— begin —

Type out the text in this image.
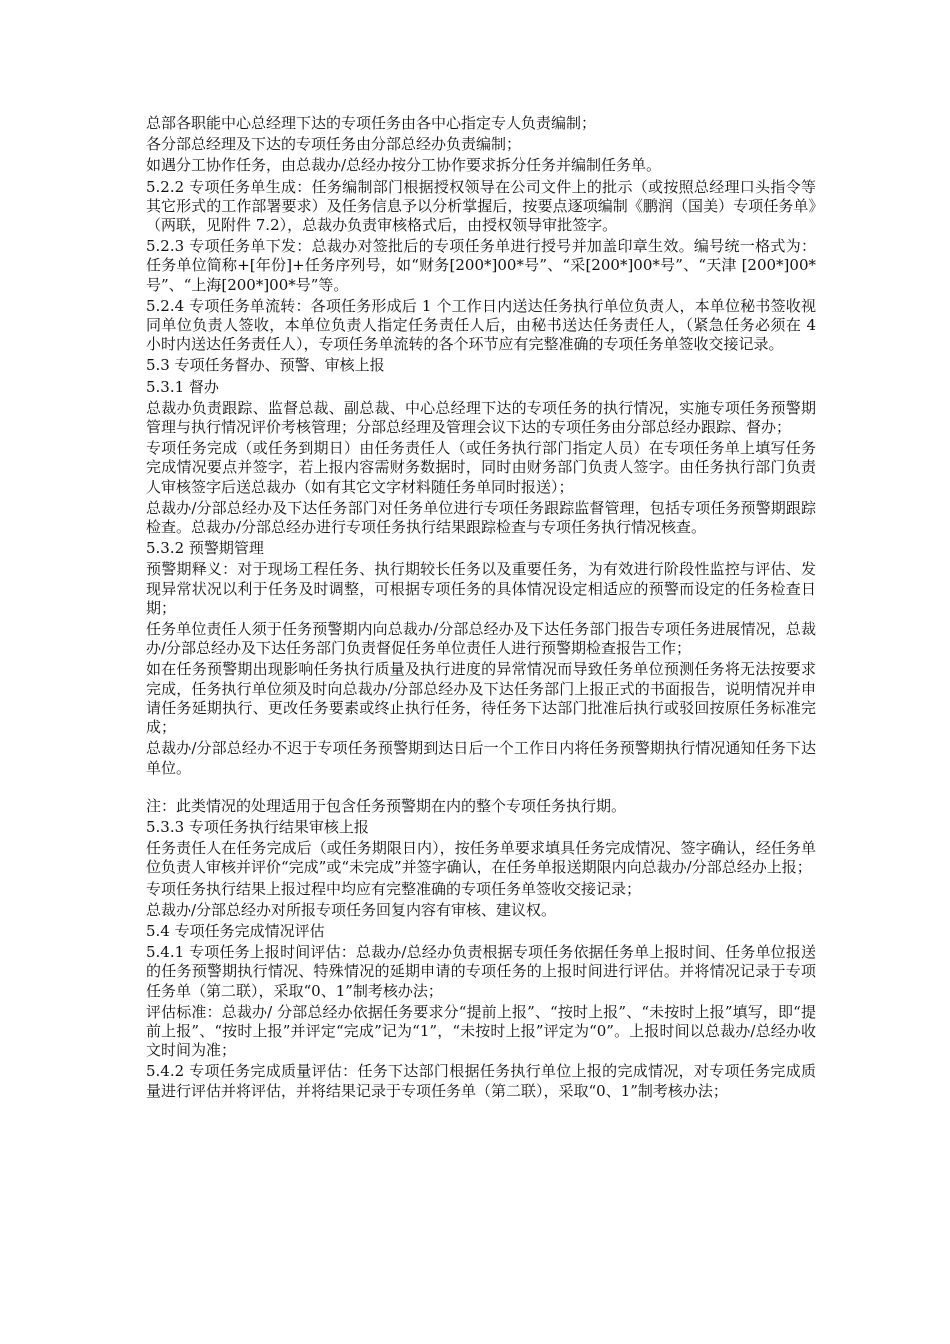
总部各职能中心总经理下达的专项任务由各中心指定专人负责编制；

各分部总经理及下达的专项任务由分部总经办负责编制；

如遇分工协作任务，由总裁办/总经办按分工协作要求拆分任务并编制任务单。

5.2.2 专项任务单生成：任务编制部门根据授权领导在公司文件上的批示（或按照总经理口头指令等其它形式的工作部署要求）及任务信息予以分析掌握后，按要点逐项编制《鹏润（国美）专项任务单》（两联，见附件 7.2），总裁办负责审核格式后，由授权领导审批签字。

5.2.3 专项任务单下发：总裁办对签批后的专项任务单进行授号并加盖印章生效。编号统一格式为：任务单位简称+[年份]+任务序列号，如“财务[200*]00*号”、“采[200*]00*号”、“天津 [200*]00*号”、“上海[200*]00*号”等。

5.2.4 专项任务单流转：各项任务形成后 1 个工作日内送达任务执行单位负责人，本单位秘书签收视同单位负责人签收，本单位负责人指定任务责任人后，由秘书送达任务责任人，（紧急任务必须在 4 小时内送达任务责任人），专项任务单流转的各个环节应有完整准确的专项任务单签收交接记录。

5.3 专项任务督办、预警、审核上报

5.3.1 督办

总裁办负责跟踪、监督总裁、副总裁、中心总经理下达的专项任务的执行情况，实施专项任务预警期管理与执行情况评价考核管理；分部总经理及管理会议下达的专项任务由分部总经办跟踪、督办；

专项任务完成（或任务到期日）由任务责任人（或任务执行部门指定人员）在专项任务单上填写任务完成情况要点并签字，若上报内容需财务数据时，同时由财务部门负责人签字。由任务执行部门负责人审核签字后送总裁办（如有其它文字材料随任务单同时报送）；

总裁办/分部总经办及下达任务部门对任务单位进行专项任务跟踪监督管理，包括专项任务预警期跟踪检查。总裁办/分部总经办进行专项任务执行结果跟踪检查与专项任务执行情况核查。

5.3.2 预警期管理

预警期释义：对于现场工程任务、执行期较长任务以及重要任务，为有效进行阶段性监控与评估、发现异常状况以利于任务及时调整，可根据专项任务的具体情况设定相适应的预警而设定的任务检查日期；

任务单位责任人须于任务预警期内向总裁办/分部总经办及下达任务部门报告专项任务进展情况，总裁办/分部总经办及下达任务部门负责督促任务单位责任人进行预警期检查报告工作；

如在任务预警期出现影响任务执行质量及执行进度的异常情况而导致任务单位预测任务将无法按要求完成，任务执行单位须及时向总裁办/分部总经办及下达任务部门上报正式的书面报告，说明情况并申请任务延期执行、更改任务要素或终止执行任务，待任务下达部门批准后执行或驳回按原任务标准完成；

总裁办/分部总经办不迟于专项任务预警期到达日后一个工作日内将任务预警期执行情况通知任务下达单位。

注：此类情况的处理适用于包含任务预警期在内的整个专项任务执行期。

5.3.3 专项任务执行结果审核上报

任务责任人在任务完成后（或任务期限日内），按任务单要求填具任务完成情况、签字确认，经任务单位负责人审核并评价“完成”或“未完成”并签字确认，在任务单报送期限内向总裁办/分部总经办上报；

专项任务执行结果上报过程中均应有完整准确的专项任务单签收交接记录；

总裁办/分部总经办对所报专项任务回复内容有审核、建议权。

5.4 专项任务完成情况评估

5.4.1 专项任务上报时间评估：总裁办/总经办负责根据专项任务依据任务单上报时间、任务单位报送的任务预警期执行情况、特殊情况的延期申请的专项任务的上报时间进行评估。并将情况记录于专项任务单（第二联），采取“0、1”制考核办法；

评估标准：总裁办/ 分部总经办依据任务要求分“提前上报”、“按时上报”、“未按时上报”填写，即“提前上报”、“按时上报”并评定“完成”记为“1”，“未按时上报”评定为“0”。上报时间以总裁办/总经办收文时间为准；

5.4.2 专项任务完成质量评估：任务下达部门根据任务执行单位上报的完成情况，对专项任务完成质量进行评估并将评估，并将结果记录于专项任务单（第二联），采取“0、1”制考核办法；
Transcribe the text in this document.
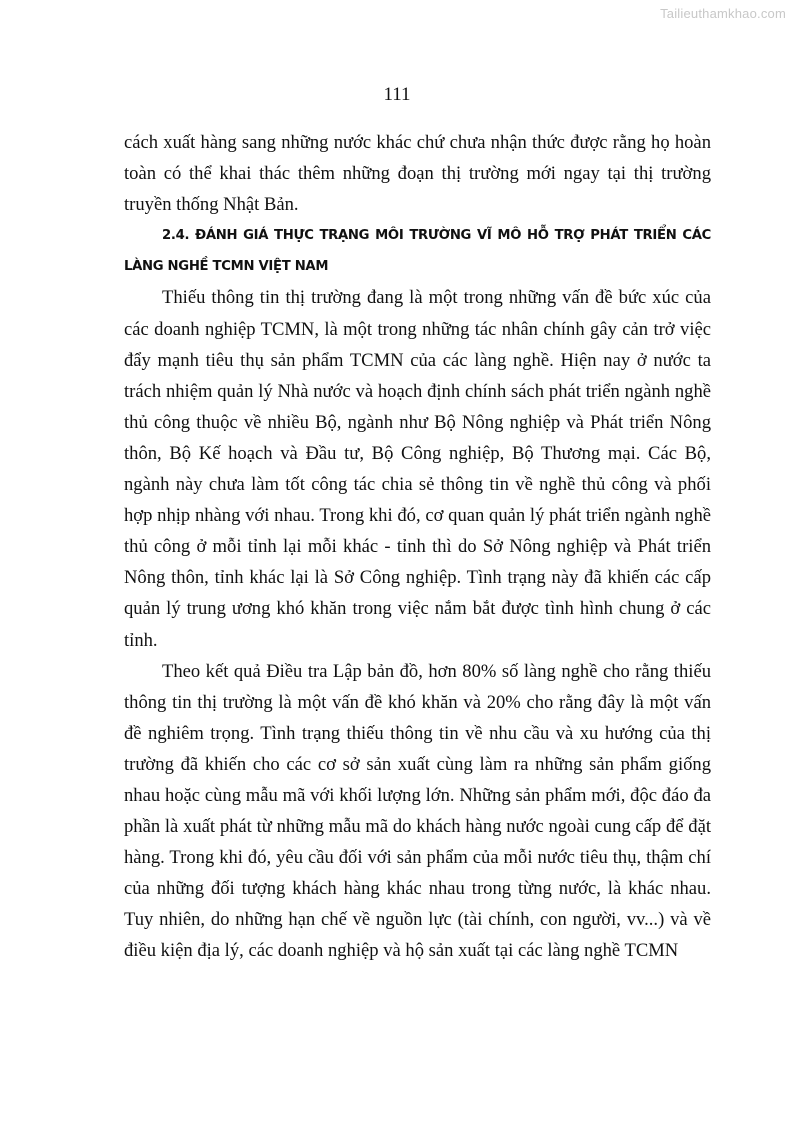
Tailieuthamkhao.com
111

cách xuất hàng sang những nước khác chứ chưa nhận thức được rằng họ hoàn toàn có thể khai thác thêm những đoạn thị trường mới ngay tại thị trường truyền thống Nhật Bản.

2.4. ĐÁNH GIÁ THỰC TRẠNG MÔI TRƯỜNG VĨ MÔ HỖ TRỢ PHÁT TRIỂN CÁC LÀNG NGHỀ TCMN VIỆT NAM

Thiếu thông tin thị trường đang là một trong những vấn đề bức xúc của các doanh nghiệp TCMN, là một trong những tác nhân chính gây cản trở việc đẩy mạnh tiêu thụ sản phẩm TCMN của các làng nghề. Hiện nay ở nước ta trách nhiệm quản lý Nhà nước và hoạch định chính sách phát triển ngành nghề thủ công thuộc về nhiều Bộ, ngành như Bộ Nông nghiệp và Phát triển Nông thôn, Bộ Kế hoạch và Đầu tư, Bộ Công nghiệp, Bộ Thương mại. Các Bộ, ngành này chưa làm tốt công tác chia sẻ thông tin về nghề thủ công và phối hợp nhịp nhàng với nhau. Trong khi đó, cơ quan quản lý phát triển ngành nghề thủ công ở mỗi tỉnh lại mỗi khác - tỉnh thì do Sở Nông nghiệp và Phát triển Nông thôn, tỉnh khác lại là Sở Công nghiệp. Tình trạng này đã khiến các cấp quản lý trung ương khó khăn trong việc nắm bắt được tình hình chung ở các tỉnh.

Theo kết quả Điều tra Lập bản đồ, hơn 80% số làng nghề cho rằng thiếu thông tin thị trường là một vấn đề khó khăn và 20% cho rằng đây là một vấn đề nghiêm trọng. Tình trạng thiếu thông tin về nhu cầu và xu hướng của thị trường đã khiến cho các cơ sở sản xuất cùng làm ra những sản phẩm giống nhau hoặc cùng mẫu mã với khối lượng lớn. Những sản phẩm mới, độc đáo đa phần là xuất phát từ những mẫu mã do khách hàng nước ngoài cung cấp để đặt hàng. Trong khi đó, yêu cầu đối với sản phẩm của mỗi nước tiêu thụ, thậm chí của những đối tượng khách hàng khác nhau trong từng nước, là khác nhau. Tuy nhiên, do những hạn chế về nguồn lực (tài chính, con người, vv...) và về điều kiện địa lý, các doanh nghiệp và hộ sản xuất tại các làng nghề TCMN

— end —

• STATED PROBLEM
Return the listing above word for word, with the pictures removed.

• COMPLETE OUTPUT
Type out the text in this image.
总部各职能中心总经理下达的专项任务由各中心指定专人负责编制；

各分部总经理及下达的专项任务由分部总经办负责编制；

如遇分工协作任务，由总裁办/总经办按分工协作要求拆分任务并编制任务单。

5.2.2 专项任务单生成：任务编制部门根据授权领导在公司文件上的批示（或按照总经理口头指令等其它形式的工作部署要求）及任务信息予以分析掌握后，按要点逐项编制《鹏润（国美）专项任务单》（两联，见附件 7.2），总裁办负责审核格式后，由授权领导审批签字。

5.2.3 专项任务单下发：总裁办对签批后的专项任务单进行授号并加盖印章生效。编号统一格式为：任务单位简称+[年份]+任务序列号，如“财务[200*]00*号”、“采[200*]00*号”、“天津 [200*]00*号”、“上海[200*]00*号”等。

5.2.4 专项任务单流转：各项任务形成后 1 个工作日内送达任务执行单位负责人，本单位秘书签收视同单位负责人签收，本单位负责人指定任务责任人后，由秘书送达任务责任人，（紧急任务必须在 4 小时内送达任务责任人），专项任务单流转的各个环节应有完整准确的专项任务单签收交接记录。

5.3 专项任务督办、预警、审核上报

5.3.1 督办

总裁办负责跟踪、监督总裁、副总裁、中心总经理下达的专项任务的执行情况，实施专项任务预警期管理与执行情况评价考核管理；分部总经理及管理会议下达的专项任务由分部总经办跟踪、督办；

专项任务完成（或任务到期日）由任务责任人（或任务执行部门指定人员）在专项任务单上填写任务完成情况要点并签字，若上报内容需财务数据时，同时由财务部门负责人签字。由任务执行部门负责人审核签字后送总裁办（如有其它文字材料随任务单同时报送）；

总裁办/分部总经办及下达任务部门对任务单位进行专项任务跟踪监督管理，包括专项任务预警期跟踪检查。总裁办/分部总经办进行专项任务执行结果跟踪检查与专项任务执行情况核查。

5.3.2 预警期管理

预警期释义：对于现场工程任务、执行期较长任务以及重要任务，为有效进行阶段性监控与评估、发现异常状况以利于任务及时调整，可根据专项任务的具体情况设定相适应的预警而设定的任务检查日期；

任务单位责任人须于任务预警期内向总裁办/分部总经办及下达任务部门报告专项任务进展情况，总裁办/分部总经办及下达任务部门负责督促任务单位责任人进行预警期检查报告工作；

如在任务预警期出现影响任务执行质量及执行进度的异常情况而导致任务单位预测任务将无法按要求完成，任务执行单位须及时向总裁办/分部总经办及下达任务部门上报正式的书面报告，说明情况并申请任务延期执行、更改任务要素或终止执行任务，待任务下达部门批准后执行或驳回按原任务标准完成；

总裁办/分部总经办不迟于专项任务预警期到达日后一个工作日内将任务预警期执行情况通知任务下达单位。

注：此类情况的处理适用于包含任务预警期在内的整个专项任务执行期。

5.3.3 专项任务执行结果审核上报

任务责任人在任务完成后（或任务期限日内），按任务单要求填具任务完成情况、签字确认，经任务单位负责人审核并评价“完成”或“未完成”并签字确认，在任务单报送期限内向总裁办/分部总经办上报；

专项任务执行结果上报过程中均应有完整准确的专项任务单签收交接记录；

总裁办/分部总经办对所报专项任务回复内容有审核、建议权。

5.4 专项任务完成情况评估

5.4.1 专项任务上报时间评估：总裁办/总经办负责根据专项任务依据任务单上报时间、任务单位报送的任务预警期执行情况、特殊情况的延期申请的专项任务的上报时间进行评估。并将情况记录于专项任务单（第二联），采取“0、1”制考核办法；

评估标准：总裁办/ 分部总经办依据任务要求分“提前上报”、“按时上报”、“未按时上报”填写，即“提前上报”、“按时上报”并评定“完成”记为“1”，“未按时上报”评定为“0”。上报时间以总裁办/总经办收文时间为准；

5.4.2 专项任务完成质量评估：任务下达部门根据任务执行单位上报的完成情况，对专项任务完成质量进行评估并将评估，并将结果记录于专项任务单（第二联），采取“0、1”制考核办法；
Transcribe the text in this document.
Tailieuthamkhao.com
111

cách xuất hàng sang những nước khác chứ chưa nhận thức được rằng họ hoàn toàn có thể khai thác thêm những đoạn thị trường mới ngay tại thị trường truyền thống Nhật Bản.

2.4. ĐÁNH GIÁ THỰC TRẠNG MÔI TRƯỜNG VĨ MÔ HỖ TRỢ PHÁT TRIỂN CÁC LÀNG NGHỀ TCMN VIỆT NAM

Thiếu thông tin thị trường đang là một trong những vấn đề bức xúc của các doanh nghiệp TCMN, là một trong những tác nhân chính gây cản trở việc đẩy mạnh tiêu thụ sản phẩm TCMN của các làng nghề. Hiện nay ở nước ta trách nhiệm quản lý Nhà nước và hoạch định chính sách phát triển ngành nghề thủ công thuộc về nhiều Bộ, ngành như Bộ Nông nghiệp và Phát triển Nông thôn, Bộ Kế hoạch và Đầu tư, Bộ Công nghiệp, Bộ Thương mại. Các Bộ, ngành này chưa làm tốt công tác chia sẻ thông tin về nghề thủ công và phối hợp nhịp nhàng với nhau. Trong khi đó, cơ quan quản lý phát triển ngành nghề thủ công ở mỗi tỉnh lại mỗi khác - tỉnh thì do Sở Nông nghiệp và Phát triển Nông thôn, tỉnh khác lại là Sở Công nghiệp. Tình trạng này đã khiến các cấp quản lý trung ương khó khăn trong việc nắm bắt được tình hình chung ở các tỉnh.

Theo kết quả Điều tra Lập bản đồ, hơn 80% số làng nghề cho rằng thiếu thông tin thị trường là một vấn đề khó khăn và 20% cho rằng đây là một vấn đề nghiêm trọng. Tình trạng thiếu thông tin về nhu cầu và xu hướng của thị trường đã khiến cho các cơ sở sản xuất cùng làm ra những sản phẩm giống nhau hoặc cùng mẫu mã với khối lượng lớn. Những sản phẩm mới, độc đáo đa phần là xuất phát từ những mẫu mã do khách hàng nước ngoài cung cấp để đặt hàng. Trong khi đó, yêu cầu đối với sản phẩm của mỗi nước tiêu thụ, thậm chí của những đối tượng khách hàng khác nhau trong từng nước, là khác nhau. Tuy nhiên, do những hạn chế về nguồn lực (tài chính, con người, vv...) và về điều kiện địa lý, các doanh nghiệp và hộ sản xuất tại các làng nghề TCMN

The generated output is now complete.